** start of Available records **

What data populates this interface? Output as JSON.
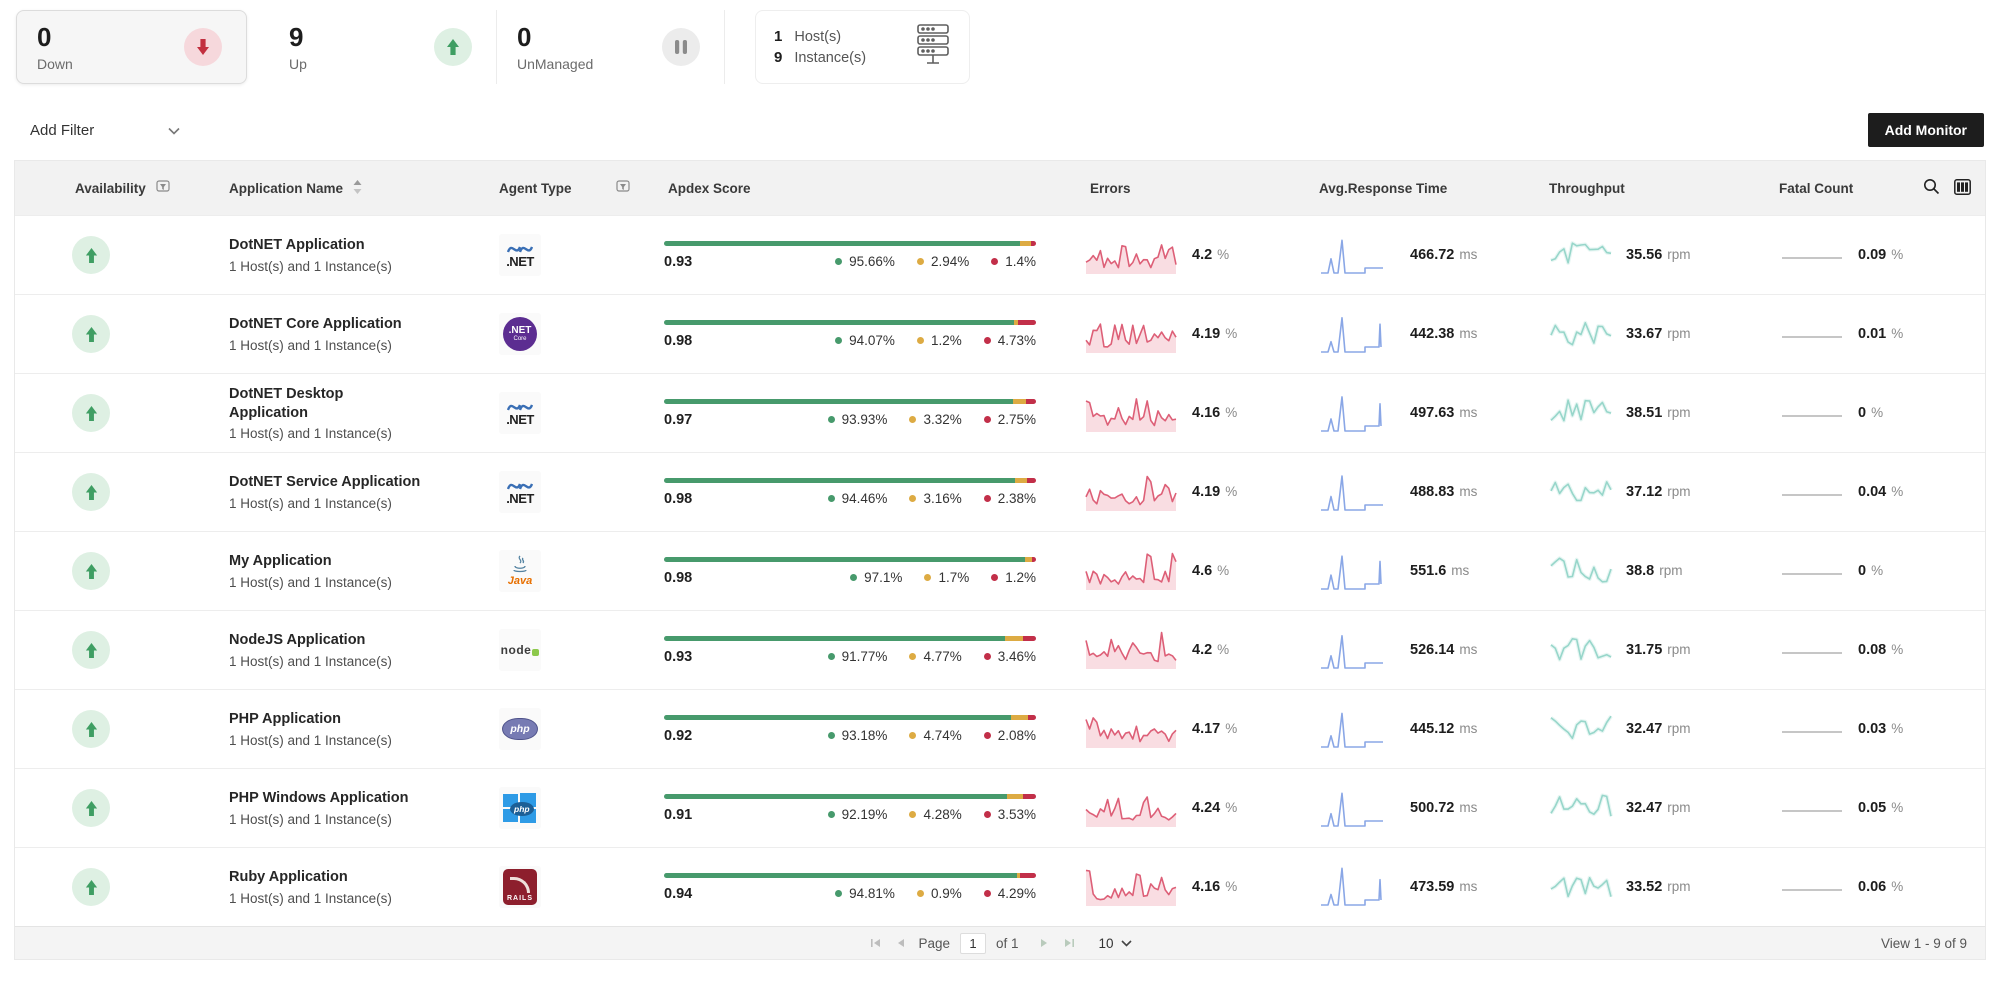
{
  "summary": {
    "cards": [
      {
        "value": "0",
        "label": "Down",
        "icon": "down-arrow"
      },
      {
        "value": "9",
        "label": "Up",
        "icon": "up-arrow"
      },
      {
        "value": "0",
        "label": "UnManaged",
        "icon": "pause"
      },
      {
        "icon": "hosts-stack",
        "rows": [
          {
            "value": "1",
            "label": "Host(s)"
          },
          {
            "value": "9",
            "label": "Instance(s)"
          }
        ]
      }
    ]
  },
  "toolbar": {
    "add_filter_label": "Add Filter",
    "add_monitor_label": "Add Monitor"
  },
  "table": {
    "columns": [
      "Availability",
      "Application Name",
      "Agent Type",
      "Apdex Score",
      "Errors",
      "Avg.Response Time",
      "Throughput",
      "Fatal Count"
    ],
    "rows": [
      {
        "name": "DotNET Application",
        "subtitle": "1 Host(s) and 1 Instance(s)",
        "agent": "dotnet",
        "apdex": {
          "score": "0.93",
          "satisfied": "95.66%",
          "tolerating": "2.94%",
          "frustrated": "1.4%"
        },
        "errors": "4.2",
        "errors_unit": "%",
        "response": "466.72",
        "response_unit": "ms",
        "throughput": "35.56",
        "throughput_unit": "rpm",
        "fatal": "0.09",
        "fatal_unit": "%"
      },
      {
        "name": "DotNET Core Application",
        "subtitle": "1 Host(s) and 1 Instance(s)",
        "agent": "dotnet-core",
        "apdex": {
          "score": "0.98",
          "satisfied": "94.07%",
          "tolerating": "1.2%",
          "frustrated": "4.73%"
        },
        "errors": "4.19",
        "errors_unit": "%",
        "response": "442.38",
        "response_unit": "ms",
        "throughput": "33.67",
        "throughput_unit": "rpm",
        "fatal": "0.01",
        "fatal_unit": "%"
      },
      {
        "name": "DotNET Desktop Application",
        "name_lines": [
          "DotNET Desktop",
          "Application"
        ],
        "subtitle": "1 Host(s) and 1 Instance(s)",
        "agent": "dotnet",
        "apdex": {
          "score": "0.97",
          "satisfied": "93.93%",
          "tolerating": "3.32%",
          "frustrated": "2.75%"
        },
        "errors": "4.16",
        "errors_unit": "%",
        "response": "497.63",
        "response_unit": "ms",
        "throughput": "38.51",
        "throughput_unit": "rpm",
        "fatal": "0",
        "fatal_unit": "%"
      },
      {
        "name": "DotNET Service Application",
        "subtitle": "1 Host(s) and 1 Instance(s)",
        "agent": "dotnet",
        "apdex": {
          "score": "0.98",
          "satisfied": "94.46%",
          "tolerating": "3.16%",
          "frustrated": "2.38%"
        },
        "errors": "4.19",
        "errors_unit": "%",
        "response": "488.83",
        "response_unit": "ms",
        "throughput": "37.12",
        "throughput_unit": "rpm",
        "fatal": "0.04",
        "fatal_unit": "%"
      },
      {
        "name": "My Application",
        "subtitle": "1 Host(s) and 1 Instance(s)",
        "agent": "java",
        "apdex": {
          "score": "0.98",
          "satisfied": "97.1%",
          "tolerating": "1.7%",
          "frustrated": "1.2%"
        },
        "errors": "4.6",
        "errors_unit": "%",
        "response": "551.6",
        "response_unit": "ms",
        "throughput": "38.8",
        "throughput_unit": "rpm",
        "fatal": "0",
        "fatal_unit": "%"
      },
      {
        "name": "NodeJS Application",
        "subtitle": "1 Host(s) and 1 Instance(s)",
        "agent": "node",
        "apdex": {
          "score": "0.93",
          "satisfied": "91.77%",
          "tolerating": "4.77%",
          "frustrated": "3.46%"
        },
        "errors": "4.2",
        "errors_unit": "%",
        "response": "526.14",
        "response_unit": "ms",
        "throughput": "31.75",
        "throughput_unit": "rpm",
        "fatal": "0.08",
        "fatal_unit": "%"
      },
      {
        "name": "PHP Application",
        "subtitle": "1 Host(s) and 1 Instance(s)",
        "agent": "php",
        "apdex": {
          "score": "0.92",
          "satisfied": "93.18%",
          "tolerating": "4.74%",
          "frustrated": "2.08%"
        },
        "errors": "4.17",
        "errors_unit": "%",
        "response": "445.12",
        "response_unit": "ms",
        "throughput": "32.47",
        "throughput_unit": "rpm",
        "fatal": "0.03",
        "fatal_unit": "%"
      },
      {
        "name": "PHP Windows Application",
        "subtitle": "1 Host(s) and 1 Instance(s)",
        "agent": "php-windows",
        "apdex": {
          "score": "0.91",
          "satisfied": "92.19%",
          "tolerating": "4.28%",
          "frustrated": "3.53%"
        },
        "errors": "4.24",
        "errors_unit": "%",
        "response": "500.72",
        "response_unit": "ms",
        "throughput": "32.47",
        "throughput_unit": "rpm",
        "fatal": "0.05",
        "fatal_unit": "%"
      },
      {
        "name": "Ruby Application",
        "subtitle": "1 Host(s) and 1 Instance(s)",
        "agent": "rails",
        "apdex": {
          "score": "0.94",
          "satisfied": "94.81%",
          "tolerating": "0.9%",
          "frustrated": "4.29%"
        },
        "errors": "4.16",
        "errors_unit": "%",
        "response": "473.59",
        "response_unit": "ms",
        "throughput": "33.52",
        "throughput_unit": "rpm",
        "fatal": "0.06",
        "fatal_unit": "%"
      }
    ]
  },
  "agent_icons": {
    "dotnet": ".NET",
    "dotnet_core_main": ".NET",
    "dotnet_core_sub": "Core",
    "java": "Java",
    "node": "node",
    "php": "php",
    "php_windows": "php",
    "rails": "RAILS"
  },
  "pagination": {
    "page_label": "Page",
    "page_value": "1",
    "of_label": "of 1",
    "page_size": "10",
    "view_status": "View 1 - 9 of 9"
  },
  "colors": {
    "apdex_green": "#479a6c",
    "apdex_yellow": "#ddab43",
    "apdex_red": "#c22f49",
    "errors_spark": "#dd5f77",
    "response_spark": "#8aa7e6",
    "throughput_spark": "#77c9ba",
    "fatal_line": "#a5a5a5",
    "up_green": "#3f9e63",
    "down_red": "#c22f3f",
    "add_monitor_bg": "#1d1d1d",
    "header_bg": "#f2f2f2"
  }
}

** end of Available records **

Generate a word-for-word copy of the preceding records, excluding all pictures.

What data populates this interface? Output as JSON.
{
  "summary": {
    "cards": [
      {
        "value": "0",
        "label": "Down",
        "icon": "down-arrow"
      },
      {
        "value": "9",
        "label": "Up",
        "icon": "up-arrow"
      },
      {
        "value": "0",
        "label": "UnManaged",
        "icon": "pause"
      },
      {
        "icon": "hosts-stack",
        "rows": [
          {
            "value": "1",
            "label": "Host(s)"
          },
          {
            "value": "9",
            "label": "Instance(s)"
          }
        ]
      }
    ]
  },
  "toolbar": {
    "add_filter_label": "Add Filter",
    "add_monitor_label": "Add Monitor"
  },
  "table": {
    "columns": [
      "Availability",
      "Application Name",
      "Agent Type",
      "Apdex Score",
      "Errors",
      "Avg.Response Time",
      "Throughput",
      "Fatal Count"
    ],
    "rows": [
      {
        "name": "DotNET Application",
        "subtitle": "1 Host(s) and 1 Instance(s)",
        "agent": "dotnet",
        "apdex": {
          "score": "0.93",
          "satisfied": "95.66%",
          "tolerating": "2.94%",
          "frustrated": "1.4%"
        },
        "errors": "4.2",
        "errors_unit": "%",
        "response": "466.72",
        "response_unit": "ms",
        "throughput": "35.56",
        "throughput_unit": "rpm",
        "fatal": "0.09",
        "fatal_unit": "%"
      },
      {
        "name": "DotNET Core Application",
        "subtitle": "1 Host(s) and 1 Instance(s)",
        "agent": "dotnet-core",
        "apdex": {
          "score": "0.98",
          "satisfied": "94.07%",
          "tolerating": "1.2%",
          "frustrated": "4.73%"
        },
        "errors": "4.19",
        "errors_unit": "%",
        "response": "442.38",
        "response_unit": "ms",
        "throughput": "33.67",
        "throughput_unit": "rpm",
        "fatal": "0.01",
        "fatal_unit": "%"
      },
      {
        "name": "DotNET Desktop Application",
        "name_lines": [
          "DotNET Desktop",
          "Application"
        ],
        "subtitle": "1 Host(s) and 1 Instance(s)",
        "agent": "dotnet",
        "apdex": {
          "score": "0.97",
          "satisfied": "93.93%",
          "tolerating": "3.32%",
          "frustrated": "2.75%"
        },
        "errors": "4.16",
        "errors_unit": "%",
        "response": "497.63",
        "response_unit": "ms",
        "throughput": "38.51",
        "throughput_unit": "rpm",
        "fatal": "0",
        "fatal_unit": "%"
      },
      {
        "name": "DotNET Service Application",
        "subtitle": "1 Host(s) and 1 Instance(s)",
        "agent": "dotnet",
        "apdex": {
          "score": "0.98",
          "satisfied": "94.46%",
          "tolerating": "3.16%",
          "frustrated": "2.38%"
        },
        "errors": "4.19",
        "errors_unit": "%",
        "response": "488.83",
        "response_unit": "ms",
        "throughput": "37.12",
        "throughput_unit": "rpm",
        "fatal": "0.04",
        "fatal_unit": "%"
      },
      {
        "name": "My Application",
        "subtitle": "1 Host(s) and 1 Instance(s)",
        "agent": "java",
        "apdex": {
          "score": "0.98",
          "satisfied": "97.1%",
          "tolerating": "1.7%",
          "frustrated": "1.2%"
        },
        "errors": "4.6",
        "errors_unit": "%",
        "response": "551.6",
        "response_unit": "ms",
        "throughput": "38.8",
        "throughput_unit": "rpm",
        "fatal": "0",
        "fatal_unit": "%"
      },
      {
        "name": "NodeJS Application",
        "subtitle": "1 Host(s) and 1 Instance(s)",
        "agent": "node",
        "apdex": {
          "score": "0.93",
          "satisfied": "91.77%",
          "tolerating": "4.77%",
          "frustrated": "3.46%"
        },
        "errors": "4.2",
        "errors_unit": "%",
        "response": "526.14",
        "response_unit": "ms",
        "throughput": "31.75",
        "throughput_unit": "rpm",
        "fatal": "0.08",
        "fatal_unit": "%"
      },
      {
        "name": "PHP Application",
        "subtitle": "1 Host(s) and 1 Instance(s)",
        "agent": "php",
        "apdex": {
          "score": "0.92",
          "satisfied": "93.18%",
          "tolerating": "4.74%",
          "frustrated": "2.08%"
        },
        "errors": "4.17",
        "errors_unit": "%",
        "response": "445.12",
        "response_unit": "ms",
        "throughput": "32.47",
        "throughput_unit": "rpm",
        "fatal": "0.03",
        "fatal_unit": "%"
      },
      {
        "name": "PHP Windows Application",
        "subtitle": "1 Host(s) and 1 Instance(s)",
        "agent": "php-windows",
        "apdex": {
          "score": "0.91",
          "satisfied": "92.19%",
          "tolerating": "4.28%",
          "frustrated": "3.53%"
        },
        "errors": "4.24",
        "errors_unit": "%",
        "response": "500.72",
        "response_unit": "ms",
        "throughput": "32.47",
        "throughput_unit": "rpm",
        "fatal": "0.05",
        "fatal_unit": "%"
      },
      {
        "name": "Ruby Application",
        "subtitle": "1 Host(s) and 1 Instance(s)",
        "agent": "rails",
        "apdex": {
          "score": "0.94",
          "satisfied": "94.81%",
          "tolerating": "0.9%",
          "frustrated": "4.29%"
        },
        "errors": "4.16",
        "errors_unit": "%",
        "response": "473.59",
        "response_unit": "ms",
        "throughput": "33.52",
        "throughput_unit": "rpm",
        "fatal": "0.06",
        "fatal_unit": "%"
      }
    ]
  },
  "agent_icons": {
    "dotnet": ".NET",
    "dotnet_core_main": ".NET",
    "dotnet_core_sub": "Core",
    "java": "Java",
    "node": "node",
    "php": "php",
    "php_windows": "php",
    "rails": "RAILS"
  },
  "pagination": {
    "page_label": "Page",
    "page_value": "1",
    "of_label": "of 1",
    "page_size": "10",
    "view_status": "View 1 - 9 of 9"
  },
  "colors": {
    "apdex_green": "#479a6c",
    "apdex_yellow": "#ddab43",
    "apdex_red": "#c22f49",
    "errors_spark": "#dd5f77",
    "response_spark": "#8aa7e6",
    "throughput_spark": "#77c9ba",
    "fatal_line": "#a5a5a5",
    "up_green": "#3f9e63",
    "down_red": "#c22f3f",
    "add_monitor_bg": "#1d1d1d",
    "header_bg": "#f2f2f2"
  }
}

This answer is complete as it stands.